* INSTRUCTIONS FOR THE TASK *
Repeat every record below exactly, leaving out the pictures.
------------------------
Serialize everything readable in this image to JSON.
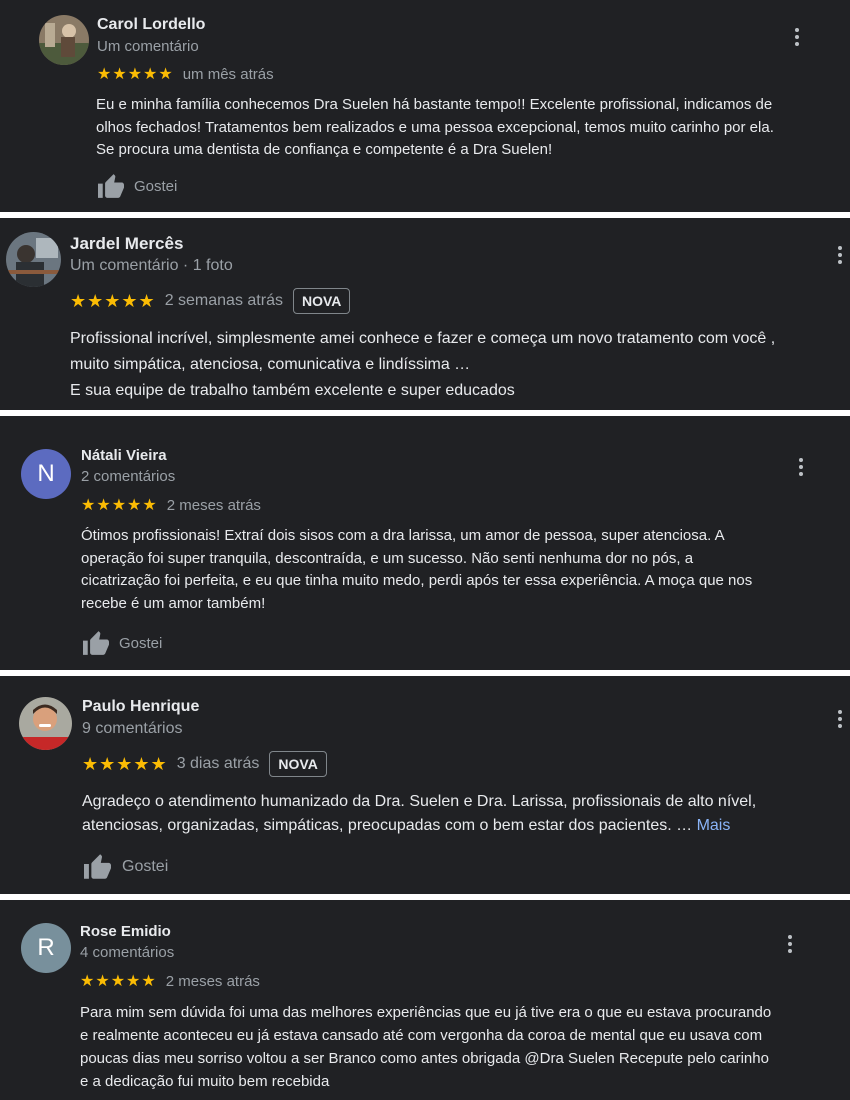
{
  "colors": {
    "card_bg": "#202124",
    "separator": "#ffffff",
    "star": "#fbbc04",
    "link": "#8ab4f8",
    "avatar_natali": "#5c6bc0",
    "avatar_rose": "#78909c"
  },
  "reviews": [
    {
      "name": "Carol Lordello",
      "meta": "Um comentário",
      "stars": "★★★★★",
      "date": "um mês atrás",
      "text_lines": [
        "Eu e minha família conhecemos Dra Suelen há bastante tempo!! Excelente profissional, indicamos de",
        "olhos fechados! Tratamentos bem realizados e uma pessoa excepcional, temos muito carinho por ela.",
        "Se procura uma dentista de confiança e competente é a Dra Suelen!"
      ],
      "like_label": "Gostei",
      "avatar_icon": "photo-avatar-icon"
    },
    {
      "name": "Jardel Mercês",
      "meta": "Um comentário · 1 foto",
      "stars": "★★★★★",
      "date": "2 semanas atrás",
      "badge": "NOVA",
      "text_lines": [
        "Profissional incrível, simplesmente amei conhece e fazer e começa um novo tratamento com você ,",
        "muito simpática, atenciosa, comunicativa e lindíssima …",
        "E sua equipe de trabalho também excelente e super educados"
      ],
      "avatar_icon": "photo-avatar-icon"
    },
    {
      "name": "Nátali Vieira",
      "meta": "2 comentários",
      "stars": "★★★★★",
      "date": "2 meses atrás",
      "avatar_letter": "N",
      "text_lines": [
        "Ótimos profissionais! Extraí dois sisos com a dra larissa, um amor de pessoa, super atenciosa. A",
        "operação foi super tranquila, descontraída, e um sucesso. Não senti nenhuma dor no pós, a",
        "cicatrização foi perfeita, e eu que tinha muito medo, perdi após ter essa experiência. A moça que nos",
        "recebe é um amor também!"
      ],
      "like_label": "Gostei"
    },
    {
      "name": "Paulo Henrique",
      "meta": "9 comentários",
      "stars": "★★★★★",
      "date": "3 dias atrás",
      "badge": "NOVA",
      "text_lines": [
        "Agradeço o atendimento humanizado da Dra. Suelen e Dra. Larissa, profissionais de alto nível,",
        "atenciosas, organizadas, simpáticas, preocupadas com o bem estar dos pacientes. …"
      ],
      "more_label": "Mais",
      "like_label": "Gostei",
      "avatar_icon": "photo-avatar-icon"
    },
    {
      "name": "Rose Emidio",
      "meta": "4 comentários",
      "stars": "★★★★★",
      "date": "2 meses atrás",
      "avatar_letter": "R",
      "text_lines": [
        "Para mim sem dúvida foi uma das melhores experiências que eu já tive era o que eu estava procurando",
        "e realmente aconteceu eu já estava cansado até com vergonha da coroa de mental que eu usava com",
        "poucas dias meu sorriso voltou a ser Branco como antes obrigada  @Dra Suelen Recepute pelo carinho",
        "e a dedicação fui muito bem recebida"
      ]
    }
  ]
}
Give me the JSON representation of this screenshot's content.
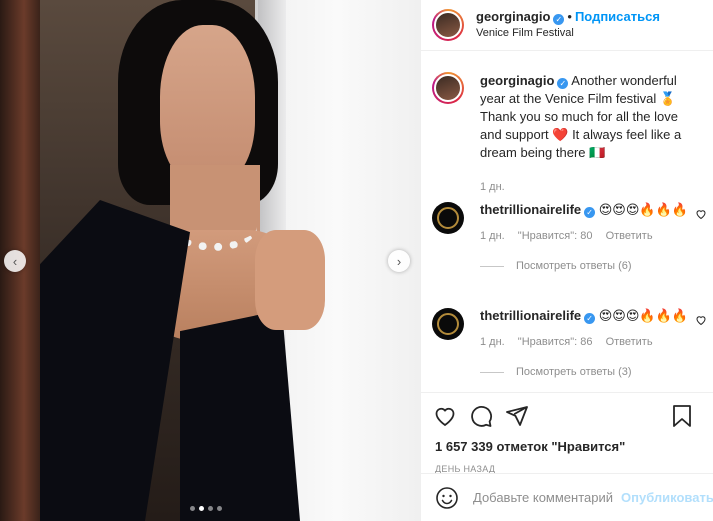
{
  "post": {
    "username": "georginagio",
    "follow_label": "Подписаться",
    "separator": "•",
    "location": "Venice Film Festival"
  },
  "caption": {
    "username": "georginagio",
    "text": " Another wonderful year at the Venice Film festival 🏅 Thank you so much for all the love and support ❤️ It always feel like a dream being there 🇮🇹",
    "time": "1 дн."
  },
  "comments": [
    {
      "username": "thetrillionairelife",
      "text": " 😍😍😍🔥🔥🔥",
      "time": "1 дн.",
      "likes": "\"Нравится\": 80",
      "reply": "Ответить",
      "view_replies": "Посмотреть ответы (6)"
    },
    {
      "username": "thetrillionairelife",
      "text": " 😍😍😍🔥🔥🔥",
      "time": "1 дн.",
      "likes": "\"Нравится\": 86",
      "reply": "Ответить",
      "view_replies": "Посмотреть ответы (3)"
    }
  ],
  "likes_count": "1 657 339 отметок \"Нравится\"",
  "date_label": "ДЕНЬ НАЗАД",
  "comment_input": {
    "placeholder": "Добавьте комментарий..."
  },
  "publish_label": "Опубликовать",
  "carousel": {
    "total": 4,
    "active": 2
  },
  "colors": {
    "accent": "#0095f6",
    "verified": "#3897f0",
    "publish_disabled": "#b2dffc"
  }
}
------------------------
* SOLUTION TO THE PROBLEM *
Serialize everything readable in this image to JSON.
{
  "colors": {
    "card_bg": "#202124",
    "separator": "#ffffff",
    "star": "#fbbc04",
    "link": "#8ab4f8",
    "avatar_natali": "#5c6bc0",
    "avatar_rose": "#78909c"
  },
  "reviews": [
    {
      "name": "Carol Lordello",
      "meta": "Um comentário",
      "stars": "★★★★★",
      "date": "um mês atrás",
      "text_lines": [
        "Eu e minha família conhecemos Dra Suelen há bastante tempo!! Excelente profissional, indicamos de",
        "olhos fechados! Tratamentos bem realizados e uma pessoa excepcional, temos muito carinho por ela.",
        "Se procura uma dentista de confiança e competente é a Dra Suelen!"
      ],
      "like_label": "Gostei",
      "avatar_icon": "photo-avatar-icon"
    },
    {
      "name": "Jardel Mercês",
      "meta": "Um comentário · 1 foto",
      "stars": "★★★★★",
      "date": "2 semanas atrás",
      "badge": "NOVA",
      "text_lines": [
        "Profissional incrível, simplesmente amei conhece e fazer e começa um novo tratamento com você ,",
        "muito simpática, atenciosa, comunicativa e lindíssima …",
        "E sua equipe de trabalho também excelente e super educados"
      ],
      "avatar_icon": "photo-avatar-icon"
    },
    {
      "name": "Nátali Vieira",
      "meta": "2 comentários",
      "stars": "★★★★★",
      "date": "2 meses atrás",
      "avatar_letter": "N",
      "text_lines": [
        "Ótimos profissionais! Extraí dois sisos com a dra larissa, um amor de pessoa, super atenciosa. A",
        "operação foi super tranquila, descontraída, e um sucesso. Não senti nenhuma dor no pós, a",
        "cicatrização foi perfeita, e eu que tinha muito medo, perdi após ter essa experiência. A moça que nos",
        "recebe é um amor também!"
      ],
      "like_label": "Gostei"
    },
    {
      "name": "Paulo Henrique",
      "meta": "9 comentários",
      "stars": "★★★★★",
      "date": "3 dias atrás",
      "badge": "NOVA",
      "text_lines": [
        "Agradeço o atendimento humanizado da Dra. Suelen e Dra. Larissa, profissionais de alto nível,",
        "atenciosas, organizadas, simpáticas, preocupadas com o bem estar dos pacientes. …"
      ],
      "more_label": "Mais",
      "like_label": "Gostei",
      "avatar_icon": "photo-avatar-icon"
    },
    {
      "name": "Rose Emidio",
      "meta": "4 comentários",
      "stars": "★★★★★",
      "date": "2 meses atrás",
      "avatar_letter": "R",
      "text_lines": [
        "Para mim sem dúvida foi uma das melhores experiências que eu já tive era o que eu estava procurando",
        "e realmente aconteceu eu já estava cansado até com vergonha da coroa de mental que eu usava com",
        "poucas dias meu sorriso voltou a ser Branco como antes obrigada  @Dra Suelen Recepute pelo carinho",
        "e a dedicação fui muito bem recebida"
      ]
    }
  ]
}
Give me the JSON representation of this screenshot's content.
{
  "post": {
    "username": "georginagio",
    "follow_label": "Подписаться",
    "separator": "•",
    "location": "Venice Film Festival"
  },
  "caption": {
    "username": "georginagio",
    "text": " Another wonderful year at the Venice Film festival 🏅 Thank you so much for all the love and support ❤️ It always feel like a dream being there 🇮🇹",
    "time": "1 дн."
  },
  "comments": [
    {
      "username": "thetrillionairelife",
      "text": " 😍😍😍🔥🔥🔥",
      "time": "1 дн.",
      "likes": "\"Нравится\": 80",
      "reply": "Ответить",
      "view_replies": "Посмотреть ответы (6)"
    },
    {
      "username": "thetrillionairelife",
      "text": " 😍😍😍🔥🔥🔥",
      "time": "1 дн.",
      "likes": "\"Нравится\": 86",
      "reply": "Ответить",
      "view_replies": "Посмотреть ответы (3)"
    }
  ],
  "likes_count": "1 657 339 отметок \"Нравится\"",
  "date_label": "ДЕНЬ НАЗАД",
  "comment_input": {
    "placeholder": "Добавьте комментарий..."
  },
  "publish_label": "Опубликовать",
  "carousel": {
    "total": 4,
    "active": 2
  },
  "colors": {
    "accent": "#0095f6",
    "verified": "#3897f0",
    "publish_disabled": "#b2dffc"
  }
}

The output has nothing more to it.